DATA TO PROCESS:
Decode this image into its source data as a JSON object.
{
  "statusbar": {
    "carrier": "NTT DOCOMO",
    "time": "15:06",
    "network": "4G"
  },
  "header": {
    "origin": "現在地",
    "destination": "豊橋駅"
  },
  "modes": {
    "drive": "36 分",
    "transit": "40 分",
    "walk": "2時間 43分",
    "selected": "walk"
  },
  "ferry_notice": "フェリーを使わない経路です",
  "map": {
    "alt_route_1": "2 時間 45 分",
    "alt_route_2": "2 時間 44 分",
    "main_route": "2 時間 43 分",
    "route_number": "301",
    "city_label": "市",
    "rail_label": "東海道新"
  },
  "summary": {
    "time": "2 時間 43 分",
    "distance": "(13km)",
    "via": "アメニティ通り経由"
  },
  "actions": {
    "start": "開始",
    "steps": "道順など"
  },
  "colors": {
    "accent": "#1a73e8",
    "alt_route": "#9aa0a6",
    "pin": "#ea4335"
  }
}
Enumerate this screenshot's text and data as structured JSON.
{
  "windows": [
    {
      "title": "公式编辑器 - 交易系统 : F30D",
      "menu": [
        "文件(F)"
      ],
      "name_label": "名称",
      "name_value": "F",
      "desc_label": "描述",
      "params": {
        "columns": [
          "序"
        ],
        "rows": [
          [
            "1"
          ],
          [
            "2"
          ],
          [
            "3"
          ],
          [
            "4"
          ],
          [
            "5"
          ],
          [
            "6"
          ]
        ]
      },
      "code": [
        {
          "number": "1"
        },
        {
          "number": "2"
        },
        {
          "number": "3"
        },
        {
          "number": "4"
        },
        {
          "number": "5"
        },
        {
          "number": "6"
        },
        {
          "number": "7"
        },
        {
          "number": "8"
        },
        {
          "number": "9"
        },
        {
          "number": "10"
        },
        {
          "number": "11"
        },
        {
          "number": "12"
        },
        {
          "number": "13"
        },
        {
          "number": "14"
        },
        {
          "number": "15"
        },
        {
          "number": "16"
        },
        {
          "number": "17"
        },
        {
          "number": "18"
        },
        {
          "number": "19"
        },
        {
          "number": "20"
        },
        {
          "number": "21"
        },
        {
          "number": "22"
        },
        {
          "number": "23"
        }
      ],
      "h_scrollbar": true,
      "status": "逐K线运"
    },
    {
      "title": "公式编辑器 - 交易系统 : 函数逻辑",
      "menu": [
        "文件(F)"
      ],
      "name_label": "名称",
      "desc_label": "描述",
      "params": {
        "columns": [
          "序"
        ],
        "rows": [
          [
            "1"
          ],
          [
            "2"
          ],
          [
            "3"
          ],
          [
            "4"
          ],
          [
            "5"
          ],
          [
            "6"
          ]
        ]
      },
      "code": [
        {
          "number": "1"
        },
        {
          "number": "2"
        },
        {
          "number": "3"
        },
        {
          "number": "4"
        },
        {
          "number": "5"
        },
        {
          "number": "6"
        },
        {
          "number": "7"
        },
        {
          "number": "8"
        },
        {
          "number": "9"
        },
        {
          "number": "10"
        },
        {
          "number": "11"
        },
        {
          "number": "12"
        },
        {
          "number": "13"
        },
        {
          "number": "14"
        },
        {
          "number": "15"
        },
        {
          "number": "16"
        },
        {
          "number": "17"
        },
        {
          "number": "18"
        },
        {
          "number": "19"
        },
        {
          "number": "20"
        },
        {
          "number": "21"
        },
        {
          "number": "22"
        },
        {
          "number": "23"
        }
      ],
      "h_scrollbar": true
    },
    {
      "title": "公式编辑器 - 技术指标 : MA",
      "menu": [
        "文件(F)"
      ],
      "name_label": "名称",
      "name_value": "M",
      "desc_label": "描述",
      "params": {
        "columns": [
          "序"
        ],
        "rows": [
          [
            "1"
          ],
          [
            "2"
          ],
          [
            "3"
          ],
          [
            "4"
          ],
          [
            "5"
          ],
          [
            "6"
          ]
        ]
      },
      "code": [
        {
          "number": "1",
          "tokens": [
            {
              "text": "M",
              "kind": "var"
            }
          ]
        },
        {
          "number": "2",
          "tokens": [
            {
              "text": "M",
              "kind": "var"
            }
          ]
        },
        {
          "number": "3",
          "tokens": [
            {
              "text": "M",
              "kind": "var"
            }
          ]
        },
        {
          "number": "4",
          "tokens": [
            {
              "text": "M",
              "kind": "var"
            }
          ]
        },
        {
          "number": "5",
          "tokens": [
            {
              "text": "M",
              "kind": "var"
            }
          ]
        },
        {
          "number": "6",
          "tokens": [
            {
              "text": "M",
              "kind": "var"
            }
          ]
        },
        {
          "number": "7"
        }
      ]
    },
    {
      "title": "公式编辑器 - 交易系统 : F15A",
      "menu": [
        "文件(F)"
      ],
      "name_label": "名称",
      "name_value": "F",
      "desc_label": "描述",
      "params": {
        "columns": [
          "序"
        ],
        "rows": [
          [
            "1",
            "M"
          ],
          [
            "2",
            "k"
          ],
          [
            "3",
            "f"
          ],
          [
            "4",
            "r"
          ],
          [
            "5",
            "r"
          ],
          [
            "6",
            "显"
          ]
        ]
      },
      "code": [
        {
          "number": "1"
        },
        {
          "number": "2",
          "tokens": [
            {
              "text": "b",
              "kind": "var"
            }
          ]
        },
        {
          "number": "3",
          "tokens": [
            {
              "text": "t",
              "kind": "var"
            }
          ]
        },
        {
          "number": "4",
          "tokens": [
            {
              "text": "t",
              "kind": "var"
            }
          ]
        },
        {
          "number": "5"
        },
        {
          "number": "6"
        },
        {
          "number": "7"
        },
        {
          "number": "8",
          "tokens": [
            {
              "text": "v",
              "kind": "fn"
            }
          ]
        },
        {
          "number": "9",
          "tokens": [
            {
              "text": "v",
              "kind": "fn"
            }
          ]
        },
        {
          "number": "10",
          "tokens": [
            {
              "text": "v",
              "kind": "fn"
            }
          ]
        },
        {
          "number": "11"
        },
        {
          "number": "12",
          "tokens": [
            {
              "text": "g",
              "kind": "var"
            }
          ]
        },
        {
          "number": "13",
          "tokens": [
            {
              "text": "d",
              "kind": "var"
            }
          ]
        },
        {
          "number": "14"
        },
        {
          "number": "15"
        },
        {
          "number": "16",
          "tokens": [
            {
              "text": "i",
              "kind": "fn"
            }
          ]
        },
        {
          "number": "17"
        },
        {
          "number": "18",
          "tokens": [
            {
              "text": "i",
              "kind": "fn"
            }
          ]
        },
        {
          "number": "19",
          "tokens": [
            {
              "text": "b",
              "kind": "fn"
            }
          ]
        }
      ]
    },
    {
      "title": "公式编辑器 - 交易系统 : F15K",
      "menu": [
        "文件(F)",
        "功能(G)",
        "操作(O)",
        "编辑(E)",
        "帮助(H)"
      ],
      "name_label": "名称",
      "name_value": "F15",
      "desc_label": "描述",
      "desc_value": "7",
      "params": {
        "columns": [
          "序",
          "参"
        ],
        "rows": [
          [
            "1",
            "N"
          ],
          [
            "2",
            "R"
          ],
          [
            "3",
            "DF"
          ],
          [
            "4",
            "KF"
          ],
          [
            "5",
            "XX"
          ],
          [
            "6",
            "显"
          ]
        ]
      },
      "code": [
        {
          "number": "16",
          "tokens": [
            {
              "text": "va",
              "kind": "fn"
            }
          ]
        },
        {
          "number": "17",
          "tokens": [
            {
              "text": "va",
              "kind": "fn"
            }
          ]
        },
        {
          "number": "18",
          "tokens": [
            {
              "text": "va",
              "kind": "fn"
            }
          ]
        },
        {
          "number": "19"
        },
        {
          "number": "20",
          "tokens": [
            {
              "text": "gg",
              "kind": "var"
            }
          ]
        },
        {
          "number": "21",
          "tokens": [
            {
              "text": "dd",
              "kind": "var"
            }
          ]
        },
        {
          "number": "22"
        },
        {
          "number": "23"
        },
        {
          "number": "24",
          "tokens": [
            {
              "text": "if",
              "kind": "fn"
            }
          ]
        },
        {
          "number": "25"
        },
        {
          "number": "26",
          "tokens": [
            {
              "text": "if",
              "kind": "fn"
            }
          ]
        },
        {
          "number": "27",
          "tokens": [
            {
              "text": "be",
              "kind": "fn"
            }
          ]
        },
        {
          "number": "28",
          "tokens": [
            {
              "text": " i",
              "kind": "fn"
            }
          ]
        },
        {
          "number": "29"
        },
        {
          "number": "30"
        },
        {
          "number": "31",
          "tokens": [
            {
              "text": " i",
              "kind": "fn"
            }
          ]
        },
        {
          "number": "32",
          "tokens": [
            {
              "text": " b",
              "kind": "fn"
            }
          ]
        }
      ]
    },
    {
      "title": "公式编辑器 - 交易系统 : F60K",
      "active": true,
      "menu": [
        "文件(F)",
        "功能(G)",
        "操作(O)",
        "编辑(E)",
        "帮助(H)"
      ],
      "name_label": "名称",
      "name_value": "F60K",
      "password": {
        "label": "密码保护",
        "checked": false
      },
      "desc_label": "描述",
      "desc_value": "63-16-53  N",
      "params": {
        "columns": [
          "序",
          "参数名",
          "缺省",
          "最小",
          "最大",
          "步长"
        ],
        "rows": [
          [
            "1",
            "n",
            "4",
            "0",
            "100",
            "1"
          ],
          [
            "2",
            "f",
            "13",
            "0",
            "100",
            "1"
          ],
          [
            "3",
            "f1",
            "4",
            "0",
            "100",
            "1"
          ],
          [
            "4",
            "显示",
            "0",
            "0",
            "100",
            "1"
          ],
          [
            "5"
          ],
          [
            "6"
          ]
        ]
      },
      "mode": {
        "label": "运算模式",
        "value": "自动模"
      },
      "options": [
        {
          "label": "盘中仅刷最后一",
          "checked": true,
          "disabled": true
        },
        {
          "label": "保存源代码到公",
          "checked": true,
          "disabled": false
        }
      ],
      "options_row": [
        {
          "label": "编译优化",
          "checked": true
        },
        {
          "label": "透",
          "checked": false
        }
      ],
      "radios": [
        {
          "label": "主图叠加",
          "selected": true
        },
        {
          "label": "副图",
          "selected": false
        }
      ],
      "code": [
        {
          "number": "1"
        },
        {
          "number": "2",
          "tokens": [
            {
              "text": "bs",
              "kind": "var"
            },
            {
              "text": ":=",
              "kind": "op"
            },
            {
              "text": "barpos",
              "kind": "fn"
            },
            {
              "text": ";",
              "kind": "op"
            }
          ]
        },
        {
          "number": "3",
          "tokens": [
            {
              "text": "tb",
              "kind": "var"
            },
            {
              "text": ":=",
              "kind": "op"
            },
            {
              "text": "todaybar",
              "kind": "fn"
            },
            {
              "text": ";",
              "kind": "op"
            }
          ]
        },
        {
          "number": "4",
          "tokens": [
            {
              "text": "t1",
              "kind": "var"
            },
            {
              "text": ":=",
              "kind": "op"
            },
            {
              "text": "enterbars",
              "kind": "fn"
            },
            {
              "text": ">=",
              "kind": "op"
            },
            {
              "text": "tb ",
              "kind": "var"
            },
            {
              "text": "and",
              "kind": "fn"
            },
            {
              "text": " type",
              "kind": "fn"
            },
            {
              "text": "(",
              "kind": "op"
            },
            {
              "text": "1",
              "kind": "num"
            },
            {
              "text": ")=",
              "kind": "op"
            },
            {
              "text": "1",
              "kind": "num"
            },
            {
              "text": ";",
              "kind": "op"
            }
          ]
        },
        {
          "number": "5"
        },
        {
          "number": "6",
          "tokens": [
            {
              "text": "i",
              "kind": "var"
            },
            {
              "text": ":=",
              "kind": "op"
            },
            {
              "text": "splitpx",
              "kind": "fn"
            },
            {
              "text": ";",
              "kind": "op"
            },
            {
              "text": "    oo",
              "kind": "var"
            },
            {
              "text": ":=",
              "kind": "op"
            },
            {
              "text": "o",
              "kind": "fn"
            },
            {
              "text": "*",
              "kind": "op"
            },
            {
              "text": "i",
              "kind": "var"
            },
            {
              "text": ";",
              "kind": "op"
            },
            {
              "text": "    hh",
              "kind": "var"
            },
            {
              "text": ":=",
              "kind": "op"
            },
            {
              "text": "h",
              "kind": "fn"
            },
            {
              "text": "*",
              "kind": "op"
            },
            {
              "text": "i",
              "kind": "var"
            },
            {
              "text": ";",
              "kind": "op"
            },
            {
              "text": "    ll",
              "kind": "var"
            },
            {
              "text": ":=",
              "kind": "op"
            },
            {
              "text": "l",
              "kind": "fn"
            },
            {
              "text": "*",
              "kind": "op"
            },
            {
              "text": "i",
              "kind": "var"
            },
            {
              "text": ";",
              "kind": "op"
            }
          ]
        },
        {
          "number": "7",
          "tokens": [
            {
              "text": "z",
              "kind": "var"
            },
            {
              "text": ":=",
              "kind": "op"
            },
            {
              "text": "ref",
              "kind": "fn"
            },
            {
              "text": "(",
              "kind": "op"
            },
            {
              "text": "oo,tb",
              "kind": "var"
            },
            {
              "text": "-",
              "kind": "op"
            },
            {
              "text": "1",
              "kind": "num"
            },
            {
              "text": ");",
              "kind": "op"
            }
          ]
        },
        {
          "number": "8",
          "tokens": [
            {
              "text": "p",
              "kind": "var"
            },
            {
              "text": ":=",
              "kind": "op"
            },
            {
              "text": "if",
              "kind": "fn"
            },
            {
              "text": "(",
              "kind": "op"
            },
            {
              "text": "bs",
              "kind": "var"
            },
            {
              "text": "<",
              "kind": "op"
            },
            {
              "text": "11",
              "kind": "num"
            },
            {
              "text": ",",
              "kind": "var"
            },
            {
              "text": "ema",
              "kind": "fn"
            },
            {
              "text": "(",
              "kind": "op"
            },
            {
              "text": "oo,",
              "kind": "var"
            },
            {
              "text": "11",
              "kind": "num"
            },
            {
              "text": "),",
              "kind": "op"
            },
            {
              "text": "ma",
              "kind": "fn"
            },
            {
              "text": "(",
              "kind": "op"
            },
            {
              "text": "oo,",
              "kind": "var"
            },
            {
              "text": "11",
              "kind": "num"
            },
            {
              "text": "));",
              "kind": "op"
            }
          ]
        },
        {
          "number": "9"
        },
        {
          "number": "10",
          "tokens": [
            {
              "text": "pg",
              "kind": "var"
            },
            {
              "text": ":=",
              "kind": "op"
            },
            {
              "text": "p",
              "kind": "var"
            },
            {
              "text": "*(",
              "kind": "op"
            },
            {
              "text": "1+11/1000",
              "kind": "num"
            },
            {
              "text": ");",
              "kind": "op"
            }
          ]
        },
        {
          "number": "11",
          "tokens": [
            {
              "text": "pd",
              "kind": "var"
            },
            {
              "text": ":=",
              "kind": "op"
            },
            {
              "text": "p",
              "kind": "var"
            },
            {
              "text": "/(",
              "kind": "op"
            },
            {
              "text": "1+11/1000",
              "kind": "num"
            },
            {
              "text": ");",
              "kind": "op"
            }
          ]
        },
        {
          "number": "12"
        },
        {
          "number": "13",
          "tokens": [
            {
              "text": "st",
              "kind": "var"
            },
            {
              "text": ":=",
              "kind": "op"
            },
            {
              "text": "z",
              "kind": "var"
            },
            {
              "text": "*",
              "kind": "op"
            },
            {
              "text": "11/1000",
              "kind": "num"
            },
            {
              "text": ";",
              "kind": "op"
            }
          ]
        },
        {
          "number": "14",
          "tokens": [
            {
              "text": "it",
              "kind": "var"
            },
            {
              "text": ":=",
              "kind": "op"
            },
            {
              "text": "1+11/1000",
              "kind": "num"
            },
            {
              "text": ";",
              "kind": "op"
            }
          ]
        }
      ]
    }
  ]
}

DIRECTIONS FOR THIS TASK: In the entries above, find lines with "selected" and copy each.

EXERCISE SOLUTION:
    "selected": "walk"
          "selected": true
          "selected": false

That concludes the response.